## [MATERIAL FOR THIS TASK]

....

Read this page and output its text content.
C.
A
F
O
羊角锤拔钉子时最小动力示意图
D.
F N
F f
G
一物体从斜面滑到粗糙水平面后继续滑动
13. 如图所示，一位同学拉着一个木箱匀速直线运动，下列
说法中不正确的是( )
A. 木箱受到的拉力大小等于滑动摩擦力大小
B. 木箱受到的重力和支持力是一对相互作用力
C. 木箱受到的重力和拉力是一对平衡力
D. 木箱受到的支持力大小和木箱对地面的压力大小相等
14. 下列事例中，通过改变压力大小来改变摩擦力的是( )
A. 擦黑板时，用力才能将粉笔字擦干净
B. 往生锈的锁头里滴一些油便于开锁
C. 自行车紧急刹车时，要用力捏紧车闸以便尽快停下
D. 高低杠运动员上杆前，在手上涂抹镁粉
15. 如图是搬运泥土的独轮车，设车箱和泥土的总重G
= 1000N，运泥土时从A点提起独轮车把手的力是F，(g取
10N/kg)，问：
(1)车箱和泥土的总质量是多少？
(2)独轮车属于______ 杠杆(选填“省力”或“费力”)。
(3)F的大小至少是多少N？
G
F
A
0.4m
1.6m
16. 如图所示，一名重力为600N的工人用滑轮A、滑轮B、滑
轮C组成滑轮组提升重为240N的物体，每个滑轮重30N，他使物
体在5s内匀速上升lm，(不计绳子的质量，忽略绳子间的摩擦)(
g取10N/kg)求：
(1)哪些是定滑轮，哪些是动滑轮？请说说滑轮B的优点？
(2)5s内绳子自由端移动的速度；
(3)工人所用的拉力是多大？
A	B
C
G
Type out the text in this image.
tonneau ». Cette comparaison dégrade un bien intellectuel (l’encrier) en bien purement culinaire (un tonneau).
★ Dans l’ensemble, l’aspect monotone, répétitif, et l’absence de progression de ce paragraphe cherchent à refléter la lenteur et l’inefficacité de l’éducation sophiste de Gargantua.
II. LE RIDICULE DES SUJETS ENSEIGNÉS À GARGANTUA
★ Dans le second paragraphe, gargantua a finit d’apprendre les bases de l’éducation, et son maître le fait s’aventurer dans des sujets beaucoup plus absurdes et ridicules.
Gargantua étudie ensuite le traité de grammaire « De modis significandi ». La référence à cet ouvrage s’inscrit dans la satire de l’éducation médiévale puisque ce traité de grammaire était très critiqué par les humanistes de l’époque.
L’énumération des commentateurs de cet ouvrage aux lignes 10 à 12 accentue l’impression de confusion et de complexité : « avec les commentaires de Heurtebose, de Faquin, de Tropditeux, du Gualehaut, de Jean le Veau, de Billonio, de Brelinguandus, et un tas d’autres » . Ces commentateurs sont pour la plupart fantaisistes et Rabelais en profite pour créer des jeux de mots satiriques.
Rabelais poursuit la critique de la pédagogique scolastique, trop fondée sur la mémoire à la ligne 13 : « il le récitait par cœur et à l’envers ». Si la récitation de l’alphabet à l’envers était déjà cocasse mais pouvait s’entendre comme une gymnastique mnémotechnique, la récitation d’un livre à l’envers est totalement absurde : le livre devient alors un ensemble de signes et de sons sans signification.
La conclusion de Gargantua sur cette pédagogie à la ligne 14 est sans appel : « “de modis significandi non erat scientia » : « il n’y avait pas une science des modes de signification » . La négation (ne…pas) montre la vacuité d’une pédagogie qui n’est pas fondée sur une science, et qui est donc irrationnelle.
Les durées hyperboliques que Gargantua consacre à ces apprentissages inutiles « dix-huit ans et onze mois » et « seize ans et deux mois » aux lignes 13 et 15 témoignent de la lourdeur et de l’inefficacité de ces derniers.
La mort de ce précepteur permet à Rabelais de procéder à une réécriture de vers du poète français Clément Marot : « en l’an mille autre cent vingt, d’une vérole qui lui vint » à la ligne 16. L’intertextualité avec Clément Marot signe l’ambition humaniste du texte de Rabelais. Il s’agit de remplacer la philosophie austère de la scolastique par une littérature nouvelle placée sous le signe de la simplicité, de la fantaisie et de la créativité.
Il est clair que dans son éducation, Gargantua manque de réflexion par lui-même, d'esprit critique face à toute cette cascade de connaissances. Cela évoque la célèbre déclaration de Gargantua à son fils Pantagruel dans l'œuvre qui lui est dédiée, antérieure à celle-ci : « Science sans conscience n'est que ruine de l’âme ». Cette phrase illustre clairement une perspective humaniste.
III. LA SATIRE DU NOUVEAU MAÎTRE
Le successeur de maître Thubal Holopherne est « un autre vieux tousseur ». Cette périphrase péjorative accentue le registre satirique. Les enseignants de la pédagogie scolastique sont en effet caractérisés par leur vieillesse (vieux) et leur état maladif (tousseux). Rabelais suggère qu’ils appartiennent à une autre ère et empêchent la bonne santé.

....

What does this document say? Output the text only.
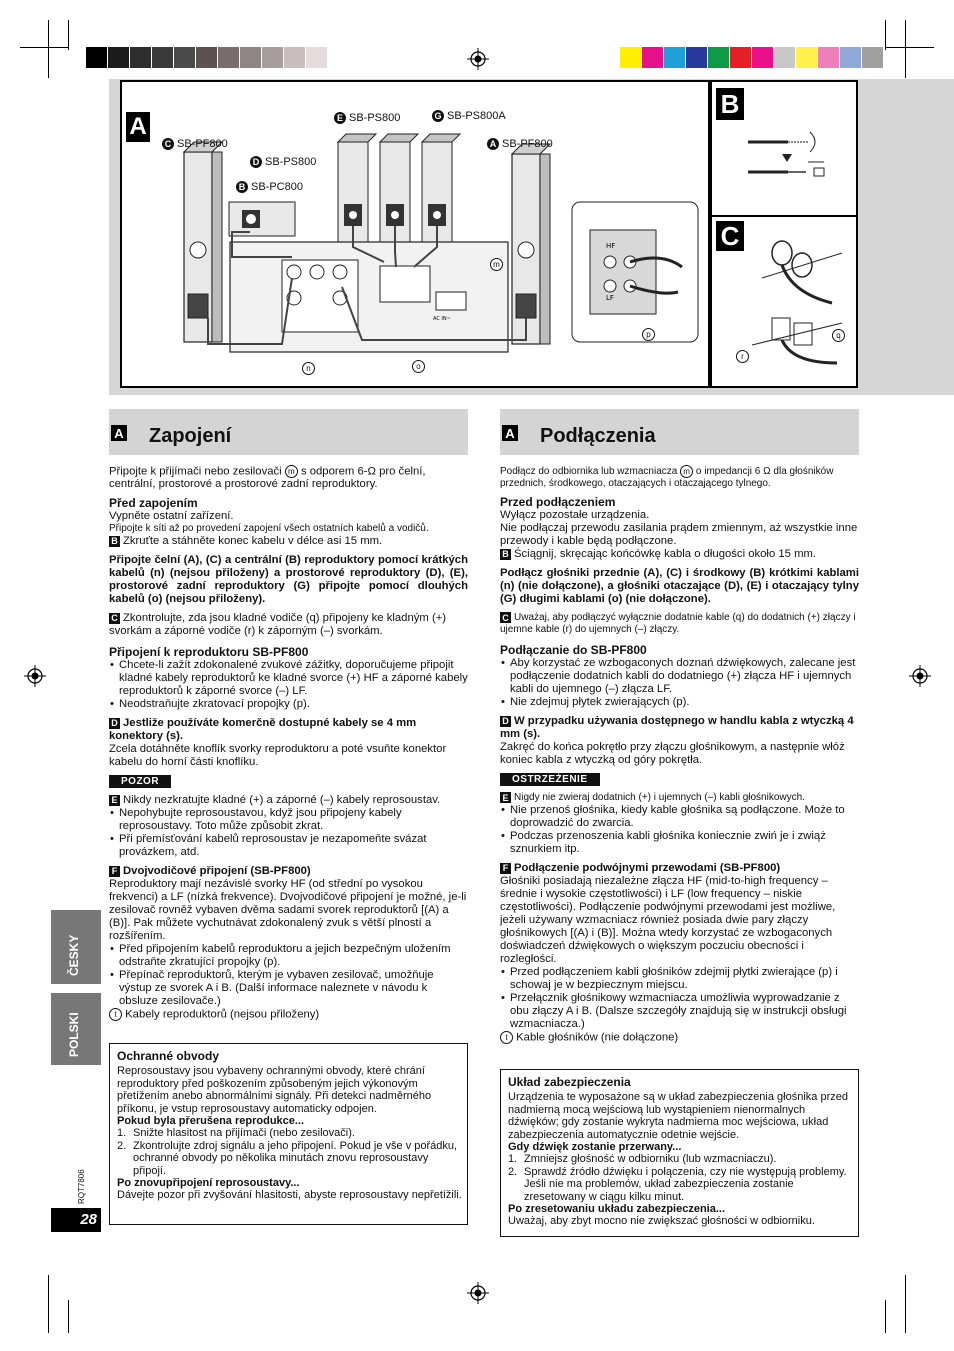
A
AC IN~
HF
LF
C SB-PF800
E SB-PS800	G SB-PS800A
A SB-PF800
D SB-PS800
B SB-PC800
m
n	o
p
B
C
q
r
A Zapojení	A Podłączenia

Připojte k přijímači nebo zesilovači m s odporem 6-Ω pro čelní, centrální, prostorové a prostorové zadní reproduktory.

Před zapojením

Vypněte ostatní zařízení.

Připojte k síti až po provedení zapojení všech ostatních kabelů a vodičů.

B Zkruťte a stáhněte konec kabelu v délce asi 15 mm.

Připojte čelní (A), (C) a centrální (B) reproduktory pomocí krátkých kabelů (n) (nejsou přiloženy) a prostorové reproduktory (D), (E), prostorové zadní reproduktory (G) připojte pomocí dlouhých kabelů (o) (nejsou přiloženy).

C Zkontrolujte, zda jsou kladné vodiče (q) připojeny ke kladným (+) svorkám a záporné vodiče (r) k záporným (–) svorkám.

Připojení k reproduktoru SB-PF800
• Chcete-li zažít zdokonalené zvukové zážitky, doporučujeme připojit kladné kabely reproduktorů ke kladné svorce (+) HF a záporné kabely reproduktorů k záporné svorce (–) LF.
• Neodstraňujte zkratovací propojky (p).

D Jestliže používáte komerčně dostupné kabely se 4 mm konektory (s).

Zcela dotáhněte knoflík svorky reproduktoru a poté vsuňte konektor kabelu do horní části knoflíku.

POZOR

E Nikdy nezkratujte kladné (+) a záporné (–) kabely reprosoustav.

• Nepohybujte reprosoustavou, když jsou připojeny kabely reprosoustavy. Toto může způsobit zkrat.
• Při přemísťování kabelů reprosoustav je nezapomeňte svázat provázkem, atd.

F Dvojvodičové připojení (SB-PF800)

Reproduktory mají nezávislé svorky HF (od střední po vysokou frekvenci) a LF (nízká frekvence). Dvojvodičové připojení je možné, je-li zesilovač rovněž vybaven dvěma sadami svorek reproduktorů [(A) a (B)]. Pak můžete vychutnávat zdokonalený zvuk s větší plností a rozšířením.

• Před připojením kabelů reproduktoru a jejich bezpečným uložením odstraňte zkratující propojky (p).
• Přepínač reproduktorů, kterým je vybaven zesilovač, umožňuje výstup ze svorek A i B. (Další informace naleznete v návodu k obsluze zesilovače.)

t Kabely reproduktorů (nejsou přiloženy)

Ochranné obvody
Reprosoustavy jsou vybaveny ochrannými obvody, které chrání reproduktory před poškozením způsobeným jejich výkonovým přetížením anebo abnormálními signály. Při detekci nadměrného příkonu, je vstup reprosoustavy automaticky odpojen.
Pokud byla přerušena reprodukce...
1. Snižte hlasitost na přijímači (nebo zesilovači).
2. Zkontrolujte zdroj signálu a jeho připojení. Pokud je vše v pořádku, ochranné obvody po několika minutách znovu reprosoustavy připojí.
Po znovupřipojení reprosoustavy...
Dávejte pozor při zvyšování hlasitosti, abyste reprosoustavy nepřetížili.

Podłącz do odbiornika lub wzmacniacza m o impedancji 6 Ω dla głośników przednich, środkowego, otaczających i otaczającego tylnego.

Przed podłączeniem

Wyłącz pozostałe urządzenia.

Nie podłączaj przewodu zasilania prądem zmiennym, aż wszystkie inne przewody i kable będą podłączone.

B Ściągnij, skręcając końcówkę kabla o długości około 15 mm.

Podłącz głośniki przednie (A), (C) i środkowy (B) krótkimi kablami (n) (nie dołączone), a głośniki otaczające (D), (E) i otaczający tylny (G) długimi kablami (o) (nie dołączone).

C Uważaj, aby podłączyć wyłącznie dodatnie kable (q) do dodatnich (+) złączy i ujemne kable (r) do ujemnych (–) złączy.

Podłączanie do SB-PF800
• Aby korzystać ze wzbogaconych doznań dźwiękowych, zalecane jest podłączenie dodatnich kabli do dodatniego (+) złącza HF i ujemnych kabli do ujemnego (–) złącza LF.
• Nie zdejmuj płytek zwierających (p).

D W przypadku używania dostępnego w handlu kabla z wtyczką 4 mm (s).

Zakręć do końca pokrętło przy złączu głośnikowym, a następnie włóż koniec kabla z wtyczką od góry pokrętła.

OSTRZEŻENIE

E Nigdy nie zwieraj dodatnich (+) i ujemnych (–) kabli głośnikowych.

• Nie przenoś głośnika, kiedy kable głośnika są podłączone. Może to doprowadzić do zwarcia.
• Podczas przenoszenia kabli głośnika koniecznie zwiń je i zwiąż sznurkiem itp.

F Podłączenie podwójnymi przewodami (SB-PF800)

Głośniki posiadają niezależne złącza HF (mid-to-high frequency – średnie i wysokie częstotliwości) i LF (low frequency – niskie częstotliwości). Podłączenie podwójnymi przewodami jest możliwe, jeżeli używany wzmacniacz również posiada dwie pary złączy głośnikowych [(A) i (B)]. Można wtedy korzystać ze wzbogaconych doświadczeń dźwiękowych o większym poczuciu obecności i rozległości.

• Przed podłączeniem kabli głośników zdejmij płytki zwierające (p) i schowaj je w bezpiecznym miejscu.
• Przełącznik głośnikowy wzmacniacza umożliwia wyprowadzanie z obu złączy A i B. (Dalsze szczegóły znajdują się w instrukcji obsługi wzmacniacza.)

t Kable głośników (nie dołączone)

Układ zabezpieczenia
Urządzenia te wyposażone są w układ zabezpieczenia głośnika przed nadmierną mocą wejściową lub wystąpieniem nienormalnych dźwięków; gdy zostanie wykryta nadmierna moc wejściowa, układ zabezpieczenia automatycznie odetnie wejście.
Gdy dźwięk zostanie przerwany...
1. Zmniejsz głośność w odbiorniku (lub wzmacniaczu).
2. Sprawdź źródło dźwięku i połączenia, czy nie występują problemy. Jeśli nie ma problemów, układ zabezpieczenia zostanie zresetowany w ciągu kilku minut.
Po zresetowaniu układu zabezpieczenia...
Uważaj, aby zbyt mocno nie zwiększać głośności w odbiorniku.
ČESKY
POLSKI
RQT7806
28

....

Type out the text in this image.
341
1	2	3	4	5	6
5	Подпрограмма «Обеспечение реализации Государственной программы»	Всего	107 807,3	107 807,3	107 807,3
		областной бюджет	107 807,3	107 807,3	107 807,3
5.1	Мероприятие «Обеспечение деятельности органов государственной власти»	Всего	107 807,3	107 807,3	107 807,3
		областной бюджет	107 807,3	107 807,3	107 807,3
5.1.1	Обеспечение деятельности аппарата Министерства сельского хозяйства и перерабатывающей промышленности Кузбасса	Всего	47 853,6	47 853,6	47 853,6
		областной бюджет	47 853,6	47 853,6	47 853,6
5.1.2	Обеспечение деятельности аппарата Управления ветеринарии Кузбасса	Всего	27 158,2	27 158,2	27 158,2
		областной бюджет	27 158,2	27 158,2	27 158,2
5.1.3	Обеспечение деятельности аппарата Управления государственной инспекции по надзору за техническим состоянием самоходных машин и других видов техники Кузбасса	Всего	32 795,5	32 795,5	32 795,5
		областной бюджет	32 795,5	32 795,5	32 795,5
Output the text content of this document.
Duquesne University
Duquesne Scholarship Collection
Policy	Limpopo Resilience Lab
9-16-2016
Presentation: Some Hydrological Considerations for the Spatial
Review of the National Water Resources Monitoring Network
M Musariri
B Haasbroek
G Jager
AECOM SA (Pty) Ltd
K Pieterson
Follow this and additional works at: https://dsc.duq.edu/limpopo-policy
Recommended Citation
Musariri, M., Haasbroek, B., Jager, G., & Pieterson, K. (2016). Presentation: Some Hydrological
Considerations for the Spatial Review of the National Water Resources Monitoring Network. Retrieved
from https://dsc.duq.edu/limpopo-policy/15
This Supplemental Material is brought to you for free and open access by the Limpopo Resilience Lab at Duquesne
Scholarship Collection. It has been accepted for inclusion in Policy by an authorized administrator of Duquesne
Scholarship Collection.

....

## [WHAT IS EXPECTED]
Count the lines in the records above that contain the word "přijímači", and reply with only that number.

## [ANSWER TO THE EXERCISE]
2